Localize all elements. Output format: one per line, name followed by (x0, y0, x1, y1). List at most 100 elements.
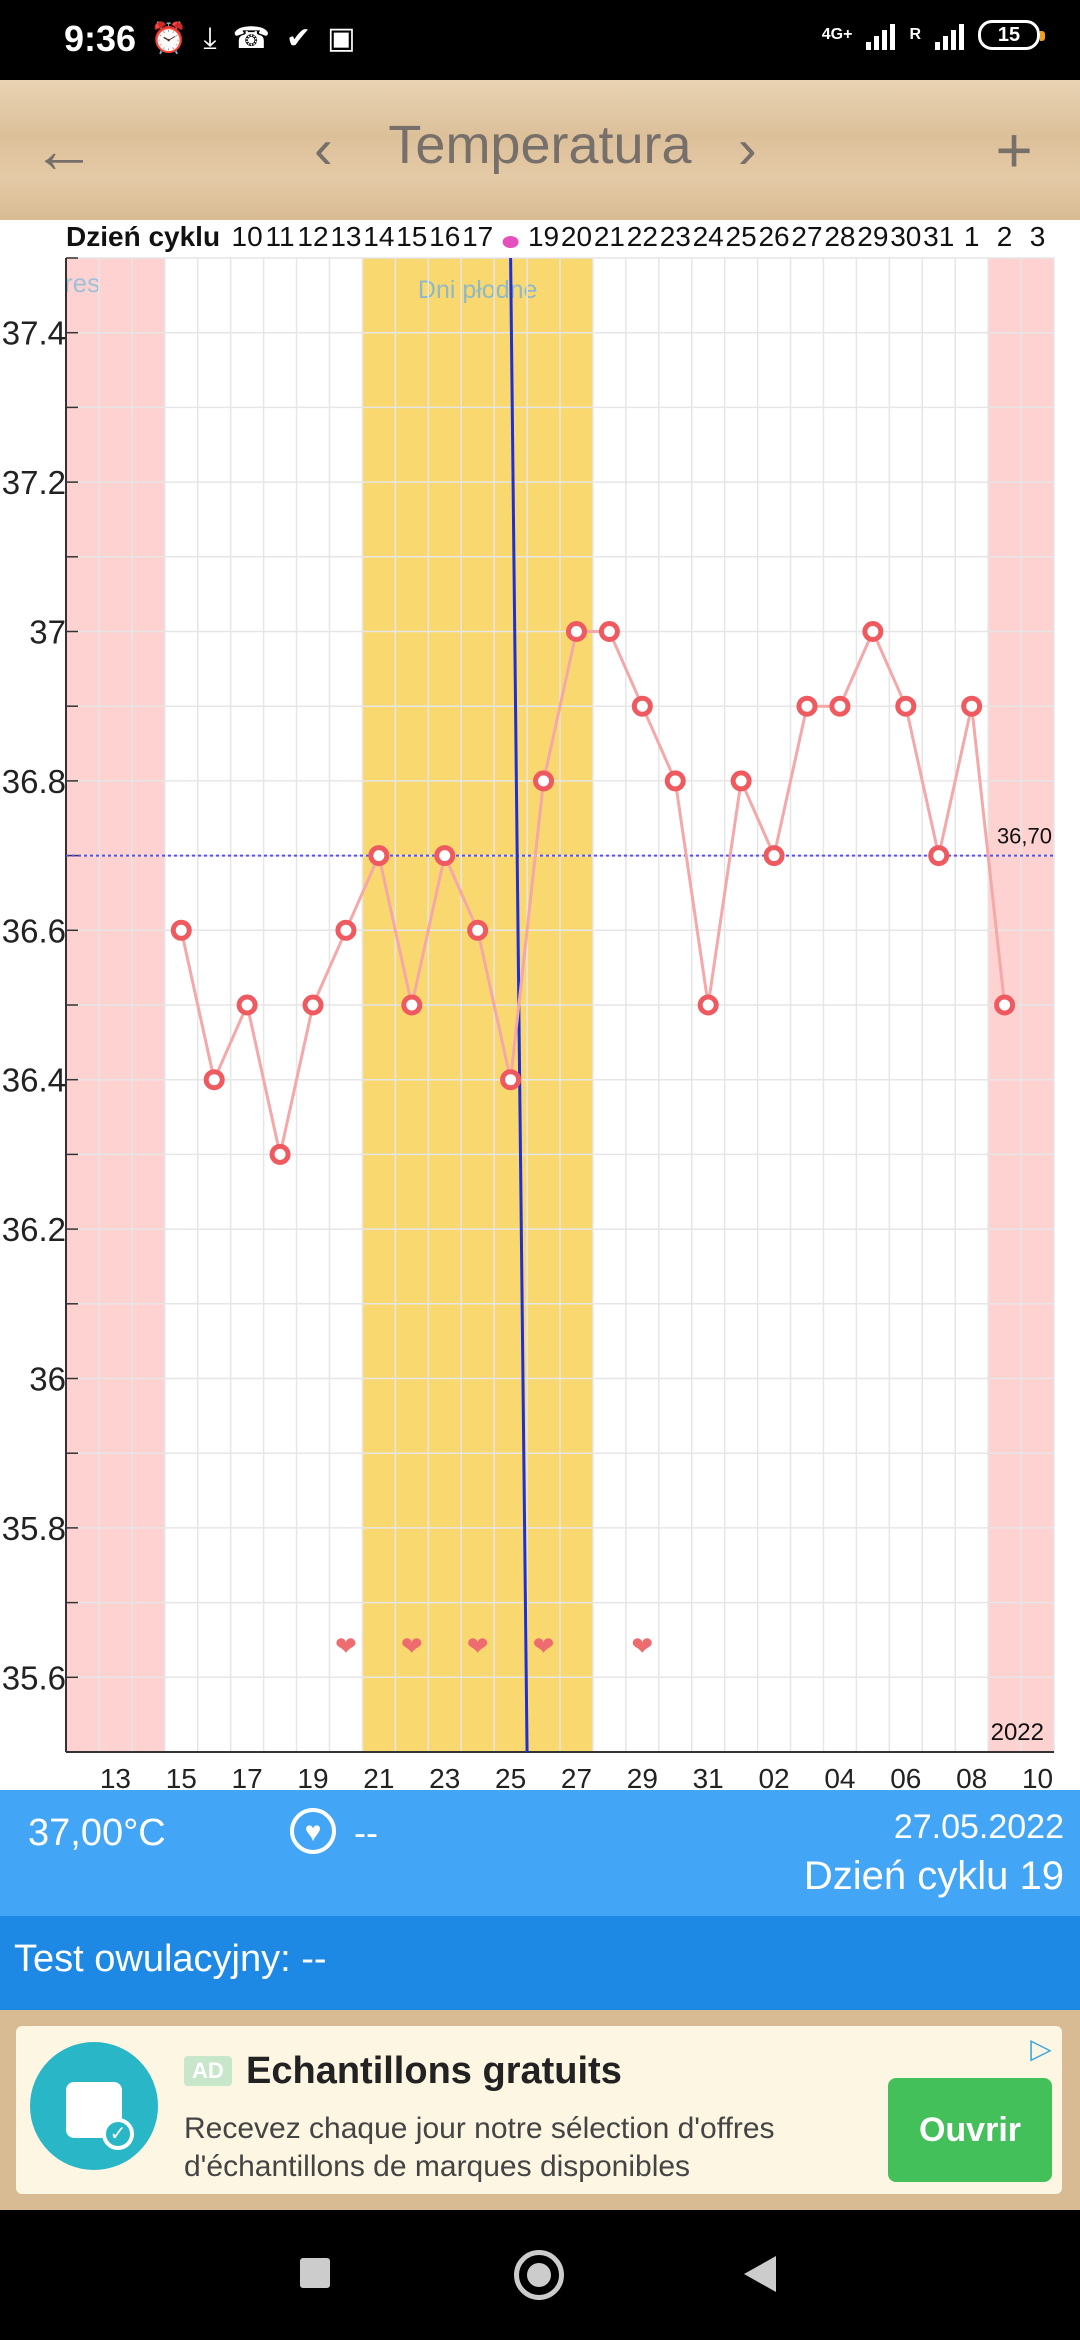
x-date-label: 13 (100, 1763, 131, 1790)
temperature-point (335, 919, 357, 941)
temperature-point (203, 1069, 225, 1091)
top-day-label: 21 (594, 221, 625, 252)
top-day-label: 3 (1030, 221, 1046, 252)
missed-call-icon: ☎ (232, 22, 270, 55)
y-tick-label: 36.6 (2, 912, 66, 949)
top-day-label: 10 (232, 221, 263, 252)
top-day-label: 14 (363, 221, 394, 252)
chevron-left-icon[interactable]: ‹ (314, 117, 333, 180)
y-tick-label: 36.8 (2, 763, 66, 800)
intercourse-heart-icon: ❤ (533, 1632, 555, 1662)
selected-temperature: 37,00°C (28, 1812, 166, 1854)
alarm-icon: ⏰ (150, 22, 188, 55)
temperature-point (302, 994, 324, 1016)
temperature-point (730, 770, 752, 792)
top-day-label: 23 (660, 221, 691, 252)
temperature-point (467, 919, 489, 941)
top-day-label: 13 (330, 221, 361, 252)
y-tick-label: 35.6 (2, 1659, 66, 1696)
y-tick-label: 35.8 (2, 1510, 66, 1547)
selected-date: 27.05.2022 (893, 1808, 1064, 1846)
ovulation-marker-icon (502, 236, 519, 248)
page-title: Temperatura (388, 115, 692, 175)
intercourse-heart-icon: ❤ (401, 1632, 423, 1662)
temperature-point (631, 695, 653, 717)
top-day-label: 11 (266, 221, 295, 252)
period-band-label: res (64, 268, 100, 298)
signal-icon-2 (935, 20, 964, 50)
ovulation-test-label: Test owulacyjny: -- (14, 1938, 327, 1980)
temperature-point (368, 845, 390, 867)
game-icon: ▣ (327, 22, 356, 55)
x-date-label: 02 (758, 1763, 789, 1790)
temperature-point (598, 621, 620, 642)
circle-icon[interactable] (514, 2250, 564, 2300)
x-date-label: 29 (627, 1763, 658, 1790)
network-type-2: R (909, 26, 921, 43)
app-bar: ← ‹ Temperatura › + (0, 80, 1080, 220)
x-date-label: 17 (232, 1763, 263, 1790)
temperature-point (664, 770, 686, 792)
arrow-left-icon[interactable]: ← (32, 114, 96, 186)
x-date-label: 06 (890, 1763, 921, 1790)
y-tick-label: 36.4 (2, 1062, 66, 1099)
temperature-point (763, 845, 785, 867)
temperature-point (796, 695, 818, 717)
triangle-back-icon[interactable] (744, 2256, 776, 2292)
temperature-point (994, 994, 1016, 1016)
x-date-label: 23 (429, 1763, 460, 1790)
x-date-label: 27 (561, 1763, 592, 1790)
top-day-label: 17 (462, 221, 493, 252)
x-date-label: 10 (1022, 1763, 1053, 1790)
status-bar: 9:36 ⏰ ⤓ ☎ ✔ ▣ 4G+ R 15 (0, 0, 1080, 80)
download-icon: ⤓ (203, 22, 217, 55)
x-date-label: 19 (297, 1763, 328, 1790)
ad-container: ✓ AD Echantillons gratuits Recevez chaqu… (0, 2010, 1080, 2210)
ovulation-test-bar: Test owulacyjny: -- (0, 1916, 1080, 2010)
temperature-point (961, 695, 983, 717)
top-day-label: 1 (964, 221, 980, 252)
heart-icon: ♥ (290, 1808, 336, 1854)
top-day-label: 26 (758, 221, 789, 252)
top-day-label: 12 (297, 221, 328, 252)
adchoices-icon[interactable]: ▷ (1030, 2033, 1052, 2064)
temperature-point (862, 621, 884, 642)
ad-headline[interactable]: Echantillons gratuits (246, 2050, 622, 2092)
ad-banner[interactable]: ✓ AD Echantillons gratuits Recevez chaqu… (16, 2026, 1062, 2194)
chevron-right-icon[interactable]: › (738, 117, 757, 180)
top-day-label: 30 (890, 221, 921, 252)
top-day-label: 31 (923, 221, 954, 252)
temperature-point (697, 994, 719, 1016)
header-background (0, 220, 1080, 256)
x-date-label: 21 (363, 1763, 394, 1790)
x-date-label: 04 (824, 1763, 855, 1790)
top-day-label: 22 (627, 221, 658, 252)
top-day-label: 15 (396, 221, 427, 252)
top-day-label: 19 (528, 221, 559, 252)
network-type-1: 4G+ (821, 26, 853, 43)
temperature-point (533, 770, 555, 792)
intercourse-value: -- (354, 1812, 378, 1853)
top-day-label: 27 (791, 221, 822, 252)
x-date-label: 31 (693, 1763, 724, 1790)
temperature-point (269, 1143, 291, 1165)
y-tick-label: 37 (29, 614, 66, 651)
chart-svg[interactable]: res Dni płodne 37.4 37.2 37 36.8 36.6 36.4 36.2 3… (0, 220, 1080, 1794)
intercourse-heart-icon: ❤ (467, 1632, 489, 1662)
temperature-point (236, 994, 258, 1016)
temperature-point (401, 994, 423, 1016)
top-day-label: 2 (997, 221, 1013, 252)
ad-description: Recevez chaque jour notre sélection d'of… (184, 2112, 775, 2183)
temperature-point (500, 1069, 522, 1091)
x-date-label: 15 (166, 1763, 197, 1790)
temperature-point (895, 695, 917, 717)
temperature-line (179, 627, 1007, 1155)
top-day-label: 29 (857, 221, 888, 252)
y-tick-label: 37.2 (2, 464, 66, 501)
temperature-chart[interactable]: res Dni płodne 37.4 37.2 37 36.8 36.6 36.4 36.2 3… (0, 220, 1080, 1794)
ad-open-button[interactable]: Ouvrir (888, 2078, 1052, 2182)
plus-icon[interactable]: + (995, 114, 1033, 186)
ad-badge: AD (184, 2056, 232, 2086)
top-day-label: 28 (824, 221, 855, 252)
square-icon[interactable] (300, 2258, 330, 2288)
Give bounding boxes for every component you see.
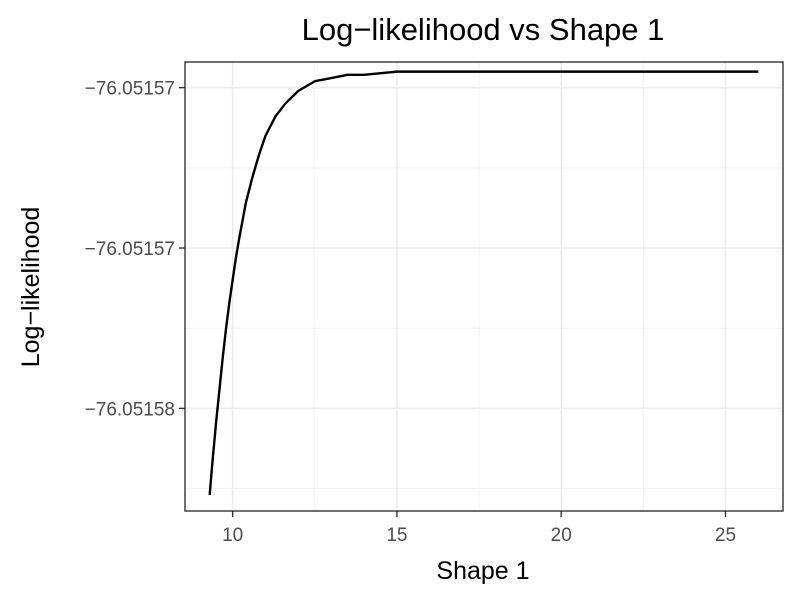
x-tick-label-2: 20 [551, 525, 572, 546]
major-gridlines [185, 62, 783, 511]
y-axis-title: Log−likelihood [17, 207, 45, 368]
y-axis: −76.05157 −76.05157 −76.05158 [85, 79, 185, 420]
series-group [208, 70, 759, 496]
series-line-0 [208, 70, 759, 496]
chart-title: Log−likelihood vs Shape 1 [302, 12, 665, 47]
x-axis: 10 15 20 25 [222, 511, 736, 546]
x-tick-label-0: 10 [222, 525, 243, 546]
x-tick-label-3: 25 [715, 525, 736, 546]
minor-gridlines [185, 62, 783, 511]
y-tick-label-0: −76.05157 [85, 79, 175, 100]
y-tick-label-2: −76.05158 [85, 399, 175, 420]
plot-panel-border [184, 61, 784, 512]
y-tick-label-1: −76.05157 [85, 239, 175, 260]
x-axis-title: Shape 1 [436, 557, 529, 585]
x-tick-label-1: 15 [386, 525, 407, 546]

**TO BE DONE:**
Reproduce all of the data above line for line without altering any characters, and omit the pictures from your copy.

**FINISHED TASK:**
Localize all elements. Output format: one per line, name followed by (x0, y0, x1, y1). List at most 100 elements.
x-date-label: 13 (100, 1763, 131, 1790)
temperature-point (335, 919, 357, 941)
temperature-point (203, 1069, 225, 1091)
top-day-label: 21 (594, 221, 625, 252)
top-day-label: 3 (1030, 221, 1046, 252)
missed-call-icon: ☎ (232, 22, 270, 55)
y-tick-label: 36.6 (2, 912, 66, 949)
top-day-label: 10 (232, 221, 263, 252)
top-day-label: 14 (363, 221, 394, 252)
chevron-left-icon[interactable]: ‹ (314, 117, 333, 180)
y-tick-label: 36.8 (2, 763, 66, 800)
intercourse-heart-icon: ❤ (533, 1632, 555, 1662)
selected-temperature: 37,00°C (28, 1812, 166, 1854)
alarm-icon: ⏰ (150, 22, 188, 55)
temperature-point (302, 994, 324, 1016)
temperature-point (730, 770, 752, 792)
top-day-label: 23 (660, 221, 691, 252)
temperature-point (467, 919, 489, 941)
top-day-label: 13 (330, 221, 361, 252)
y-tick-label: 35.6 (2, 1659, 66, 1696)
y-tick-label: 35.8 (2, 1510, 66, 1547)
selected-date: 27.05.2022 (893, 1808, 1064, 1846)
ovulation-marker-icon (502, 236, 519, 248)
page-title: Temperatura (388, 115, 692, 175)
intercourse-heart-icon: ❤ (401, 1632, 423, 1662)
temperature-point (631, 695, 653, 717)
top-day-label: 11 (266, 221, 295, 252)
period-band-label: res (64, 268, 100, 298)
signal-icon-2 (935, 20, 964, 50)
ovulation-test-label: Test owulacyjny: -- (14, 1938, 327, 1980)
temperature-point (368, 845, 390, 867)
game-icon: ▣ (327, 22, 356, 55)
x-date-label: 02 (758, 1763, 789, 1790)
temperature-point (598, 621, 620, 642)
circle-icon[interactable] (514, 2250, 564, 2300)
x-date-label: 29 (627, 1763, 658, 1790)
network-type-2: R (909, 26, 921, 43)
app-bar: ← ‹ Temperatura › + (0, 80, 1080, 220)
x-date-label: 17 (232, 1763, 263, 1790)
temperature-point (664, 770, 686, 792)
arrow-left-icon[interactable]: ← (32, 114, 96, 186)
x-date-label: 06 (890, 1763, 921, 1790)
y-tick-label: 36.4 (2, 1062, 66, 1099)
temperature-point (763, 845, 785, 867)
temperature-point (796, 695, 818, 717)
triangle-back-icon[interactable] (744, 2256, 776, 2292)
temperature-point (994, 994, 1016, 1016)
x-date-label: 23 (429, 1763, 460, 1790)
x-date-label: 27 (561, 1763, 592, 1790)
top-day-label: 17 (462, 221, 493, 252)
x-date-label: 10 (1022, 1763, 1053, 1790)
status-bar: 9:36 ⏰ ⤓ ☎ ✔ ▣ 4G+ R 15 (0, 0, 1080, 80)
download-icon: ⤓ (203, 22, 217, 55)
x-date-label: 19 (297, 1763, 328, 1790)
ad-container: ✓ AD Echantillons gratuits Recevez chaqu… (0, 2010, 1080, 2210)
ovulation-test-bar: Test owulacyjny: -- (0, 1916, 1080, 2010)
temperature-point (961, 695, 983, 717)
top-day-label: 1 (964, 221, 980, 252)
heart-icon: ♥ (290, 1808, 336, 1854)
top-day-label: 26 (758, 221, 789, 252)
top-day-label: 12 (297, 221, 328, 252)
adchoices-icon[interactable]: ▷ (1030, 2033, 1052, 2064)
temperature-point (862, 621, 884, 642)
ad-headline[interactable]: Echantillons gratuits (246, 2050, 622, 2092)
ad-banner[interactable]: ✓ AD Echantillons gratuits Recevez chaqu… (16, 2026, 1062, 2194)
chevron-right-icon[interactable]: › (738, 117, 757, 180)
top-day-label: 30 (890, 221, 921, 252)
top-day-label: 31 (923, 221, 954, 252)
temperature-point (697, 994, 719, 1016)
header-background (0, 220, 1080, 256)
x-date-label: 21 (363, 1763, 394, 1790)
x-date-label: 04 (824, 1763, 855, 1790)
top-day-label: 22 (627, 221, 658, 252)
top-day-label: 15 (396, 221, 427, 252)
top-day-label: 19 (528, 221, 559, 252)
network-type-1: 4G+ (821, 26, 853, 43)
temperature-point (533, 770, 555, 792)
intercourse-value: -- (354, 1812, 378, 1853)
top-day-label: 27 (791, 221, 822, 252)
x-date-label: 31 (693, 1763, 724, 1790)
temperature-point (269, 1143, 291, 1165)
y-tick-label: 37 (29, 614, 66, 651)
chart-svg[interactable]: res Dni płodne 37.4 37.2 37 36.8 36.6 36.4 36.2 3… (0, 220, 1080, 1794)
intercourse-heart-icon: ❤ (467, 1632, 489, 1662)
temperature-point (236, 994, 258, 1016)
temperature-point (401, 994, 423, 1016)
top-day-label: 2 (997, 221, 1013, 252)
ad-description: Recevez chaque jour notre sélection d'of… (184, 2112, 775, 2183)
temperature-point (500, 1069, 522, 1091)
x-date-label: 15 (166, 1763, 197, 1790)
temperature-point (895, 695, 917, 717)
temperature-line (179, 627, 1007, 1155)
top-day-label: 29 (857, 221, 888, 252)
y-tick-label: 37.2 (2, 464, 66, 501)
temperature-chart[interactable]: res Dni płodne 37.4 37.2 37 36.8 36.6 36.4 36.2 3… (0, 220, 1080, 1794)
ad-open-button[interactable]: Ouvrir (888, 2078, 1052, 2182)
plus-icon[interactable]: + (995, 114, 1033, 186)
ad-badge: AD (184, 2056, 232, 2086)
top-day-label: 28 (824, 221, 855, 252)
square-icon[interactable] (300, 2258, 330, 2288)
Give bounding boxes for every component you see.
x-tick-label-2: 20 [551, 525, 572, 546]
major-gridlines [185, 62, 783, 511]
y-axis-title: Log−likelihood [17, 207, 45, 368]
y-axis: −76.05157 −76.05157 −76.05158 [85, 79, 185, 420]
series-group [208, 70, 759, 496]
series-line-0 [208, 70, 759, 496]
chart-title: Log−likelihood vs Shape 1 [302, 12, 665, 47]
x-axis: 10 15 20 25 [222, 511, 736, 546]
x-tick-label-0: 10 [222, 525, 243, 546]
x-tick-label-3: 25 [715, 525, 736, 546]
minor-gridlines [185, 62, 783, 511]
y-tick-label-0: −76.05157 [85, 79, 175, 100]
y-tick-label-2: −76.05158 [85, 399, 175, 420]
plot-panel-border [184, 61, 784, 512]
y-tick-label-1: −76.05157 [85, 239, 175, 260]
x-axis-title: Shape 1 [436, 557, 529, 585]
x-tick-label-1: 15 [386, 525, 407, 546]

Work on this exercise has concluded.